Task statement: Send back the entries below exactly as they appear.

##### Dataset records #####

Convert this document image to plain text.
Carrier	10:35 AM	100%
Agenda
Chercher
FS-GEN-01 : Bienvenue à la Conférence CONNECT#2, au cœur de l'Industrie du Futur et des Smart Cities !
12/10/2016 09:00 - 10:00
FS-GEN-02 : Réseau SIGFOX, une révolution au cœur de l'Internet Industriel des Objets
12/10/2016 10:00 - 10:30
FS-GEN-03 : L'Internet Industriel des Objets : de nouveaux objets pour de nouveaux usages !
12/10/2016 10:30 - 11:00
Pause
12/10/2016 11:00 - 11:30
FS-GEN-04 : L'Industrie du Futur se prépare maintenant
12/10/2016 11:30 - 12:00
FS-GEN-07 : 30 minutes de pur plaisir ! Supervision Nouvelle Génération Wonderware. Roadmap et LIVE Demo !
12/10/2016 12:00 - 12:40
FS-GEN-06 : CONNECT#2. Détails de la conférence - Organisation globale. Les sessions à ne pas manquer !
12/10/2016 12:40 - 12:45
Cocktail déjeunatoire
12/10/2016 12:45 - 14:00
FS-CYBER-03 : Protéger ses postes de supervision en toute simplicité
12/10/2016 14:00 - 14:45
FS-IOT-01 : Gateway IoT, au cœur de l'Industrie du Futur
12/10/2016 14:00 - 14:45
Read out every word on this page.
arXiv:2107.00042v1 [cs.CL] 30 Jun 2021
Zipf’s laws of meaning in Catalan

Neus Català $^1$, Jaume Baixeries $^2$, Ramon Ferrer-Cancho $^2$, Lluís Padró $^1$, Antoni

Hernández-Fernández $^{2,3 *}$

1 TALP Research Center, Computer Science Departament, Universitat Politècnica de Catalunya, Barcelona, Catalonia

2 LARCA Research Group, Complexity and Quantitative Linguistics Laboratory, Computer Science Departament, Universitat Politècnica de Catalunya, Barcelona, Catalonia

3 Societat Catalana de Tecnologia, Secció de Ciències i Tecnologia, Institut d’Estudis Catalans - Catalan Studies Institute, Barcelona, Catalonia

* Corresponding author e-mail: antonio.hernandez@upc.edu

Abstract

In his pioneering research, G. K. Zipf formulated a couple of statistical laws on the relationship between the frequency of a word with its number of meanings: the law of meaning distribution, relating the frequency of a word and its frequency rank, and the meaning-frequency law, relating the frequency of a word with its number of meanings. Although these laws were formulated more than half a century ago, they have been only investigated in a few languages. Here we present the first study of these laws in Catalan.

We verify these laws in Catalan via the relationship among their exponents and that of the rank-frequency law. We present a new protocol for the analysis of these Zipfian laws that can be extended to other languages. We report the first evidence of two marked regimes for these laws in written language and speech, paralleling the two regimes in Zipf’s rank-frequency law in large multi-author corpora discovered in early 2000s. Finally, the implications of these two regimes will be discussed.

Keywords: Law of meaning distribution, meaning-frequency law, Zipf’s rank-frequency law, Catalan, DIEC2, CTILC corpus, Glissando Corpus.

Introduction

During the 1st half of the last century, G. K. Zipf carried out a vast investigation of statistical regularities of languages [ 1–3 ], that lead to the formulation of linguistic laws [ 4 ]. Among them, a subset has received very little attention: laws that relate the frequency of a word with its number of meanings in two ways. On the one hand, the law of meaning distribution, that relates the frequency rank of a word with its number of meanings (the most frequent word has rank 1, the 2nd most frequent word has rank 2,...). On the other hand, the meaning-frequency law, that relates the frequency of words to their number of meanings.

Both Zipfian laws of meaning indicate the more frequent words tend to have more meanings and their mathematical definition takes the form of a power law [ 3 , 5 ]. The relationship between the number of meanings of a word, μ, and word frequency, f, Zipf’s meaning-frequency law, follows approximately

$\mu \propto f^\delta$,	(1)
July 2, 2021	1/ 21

#####

Exercise answer:
Convert this document image to plain text.
Carrier	10:35 AM	100%
Agenda
Chercher
FS-GEN-01 : Bienvenue à la Conférence CONNECT#2, au cœur de l'Industrie du Futur et des Smart Cities !
12/10/2016 09:00 - 10:00
FS-GEN-02 : Réseau SIGFOX, une révolution au cœur de l'Internet Industriel des Objets
12/10/2016 10:00 - 10:30
FS-GEN-03 : L'Internet Industriel des Objets : de nouveaux objets pour de nouveaux usages !
12/10/2016 10:30 - 11:00
Pause
12/10/2016 11:00 - 11:30
FS-GEN-04 : L'Industrie du Futur se prépare maintenant
12/10/2016 11:30 - 12:00
FS-GEN-07 : 30 minutes de pur plaisir ! Supervision Nouvelle Génération Wonderware. Roadmap et LIVE Demo !
12/10/2016 12:00 - 12:40
FS-GEN-06 : CONNECT#2. Détails de la conférence - Organisation globale. Les sessions à ne pas manquer !
12/10/2016 12:40 - 12:45
Cocktail déjeunatoire
12/10/2016 12:45 - 14:00
FS-CYBER-03 : Protéger ses postes de supervision en toute simplicité
12/10/2016 14:00 - 14:45
FS-IOT-01 : Gateway IoT, au cœur de l'Industrie du Futur
12/10/2016 14:00 - 14:45
Read out every word on this page.
arXiv:2107.00042v1 [cs.CL] 30 Jun 2021
Zipf’s laws of meaning in Catalan

Neus Català $^1$, Jaume Baixeries $^2$, Ramon Ferrer-Cancho $^2$, Lluís Padró $^1$, Antoni

Hernández-Fernández $^{2,3 *}$

1 TALP Research Center, Computer Science Departament, Universitat Politècnica de Catalunya, Barcelona, Catalonia

2 LARCA Research Group, Complexity and Quantitative Linguistics Laboratory, Computer Science Departament, Universitat Politècnica de Catalunya, Barcelona, Catalonia

3 Societat Catalana de Tecnologia, Secció de Ciències i Tecnologia, Institut d’Estudis Catalans - Catalan Studies Institute, Barcelona, Catalonia

* Corresponding author e-mail: antonio.hernandez@upc.edu

Abstract

In his pioneering research, G. K. Zipf formulated a couple of statistical laws on the relationship between the frequency of a word with its number of meanings: the law of meaning distribution, relating the frequency of a word and its frequency rank, and the meaning-frequency law, relating the frequency of a word with its number of meanings. Although these laws were formulated more than half a century ago, they have been only investigated in a few languages. Here we present the first study of these laws in Catalan.

We verify these laws in Catalan via the relationship among their exponents and that of the rank-frequency law. We present a new protocol for the analysis of these Zipfian laws that can be extended to other languages. We report the first evidence of two marked regimes for these laws in written language and speech, paralleling the two regimes in Zipf’s rank-frequency law in large multi-author corpora discovered in early 2000s. Finally, the implications of these two regimes will be discussed.

Keywords: Law of meaning distribution, meaning-frequency law, Zipf’s rank-frequency law, Catalan, DIEC2, CTILC corpus, Glissando Corpus.

Introduction

During the 1st half of the last century, G. K. Zipf carried out a vast investigation of statistical regularities of languages [ 1–3 ], that lead to the formulation of linguistic laws [ 4 ]. Among them, a subset has received very little attention: laws that relate the frequency of a word with its number of meanings in two ways. On the one hand, the law of meaning distribution, that relates the frequency rank of a word with its number of meanings (the most frequent word has rank 1, the 2nd most frequent word has rank 2,...). On the other hand, the meaning-frequency law, that relates the frequency of words to their number of meanings.

Both Zipfian laws of meaning indicate the more frequent words tend to have more meanings and their mathematical definition takes the form of a power law [ 3 , 5 ]. The relationship between the number of meanings of a word, μ, and word frequency, f, Zipf’s meaning-frequency law, follows approximately

$\mu \propto f^\delta$,	(1)
July 2, 2021	1/ 21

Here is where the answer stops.